** Start **

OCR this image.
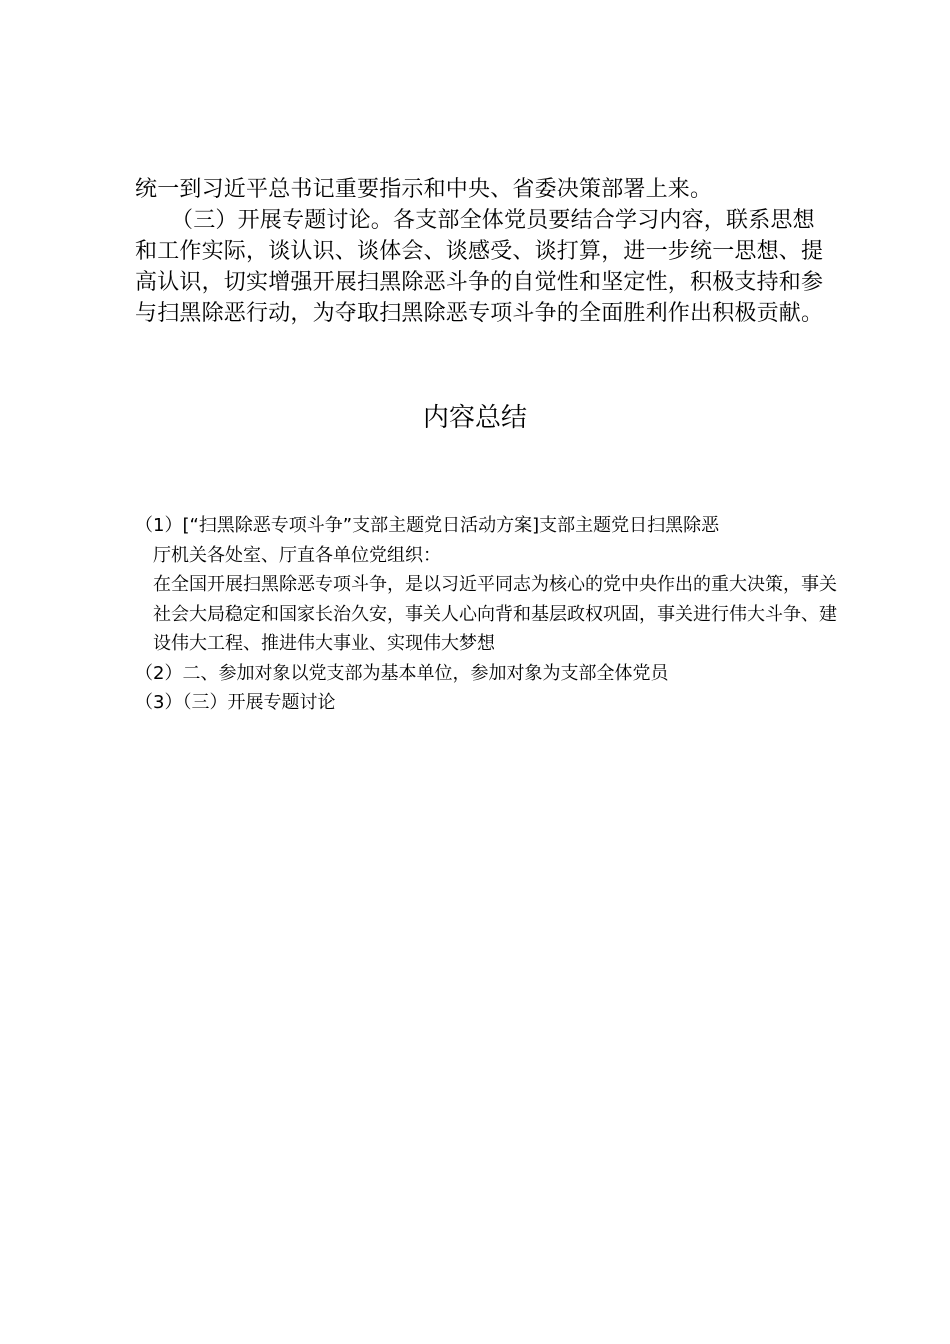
统一到习近平总书记重要指示和中央、省委决策部署上来。

（三）开展专题讨论。各支部全体党员要结合学习内容，联系思想和工作实际，谈认识、谈体会、谈感受、谈打算，进一步统一思想、提高认识，切实增强开展扫黑除恶斗争的自觉性和坚定性，积极支持和参与扫黑除恶行动，为夺取扫黑除恶专项斗争的全面胜利作出积极贡献。

内容总结
（1）[“扫黑除恶专项斗争”支部主题党日活动方案]支部主题党日扫黑除恶
厅机关各处室、厅直各单位党组织：
在全国开展扫黑除恶专项斗争，是以习近平同志为核心的党中央作出的重大决策，事关社会大局稳定和国家长治久安，事关人心向背和基层政权巩固，事关进行伟大斗争、建设伟大工程、推进伟大事业、实现伟大梦想
（2）二、参加对象以党支部为基本单位，参加对象为支部全体党员
（3）（三）开展专题讨论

** End **

Above are records with pictures; repeat the records exactly and leave the pictures out.

OCR this image.
统一到习近平总书记重要指示和中央、省委决策部署上来。

（三）开展专题讨论。各支部全体党员要结合学习内容，联系思想和工作实际，谈认识、谈体会、谈感受、谈打算，进一步统一思想、提高认识，切实增强开展扫黑除恶斗争的自觉性和坚定性，积极支持和参与扫黑除恶行动，为夺取扫黑除恶专项斗争的全面胜利作出积极贡献。

内容总结
（1）[“扫黑除恶专项斗争”支部主题党日活动方案]支部主题党日扫黑除恶
厅机关各处室、厅直各单位党组织：
在全国开展扫黑除恶专项斗争，是以习近平同志为核心的党中央作出的重大决策，事关社会大局稳定和国家长治久安，事关人心向背和基层政权巩固，事关进行伟大斗争、建设伟大工程、推进伟大事业、实现伟大梦想
（2）二、参加对象以党支部为基本单位，参加对象为支部全体党员
（3）（三）开展专题讨论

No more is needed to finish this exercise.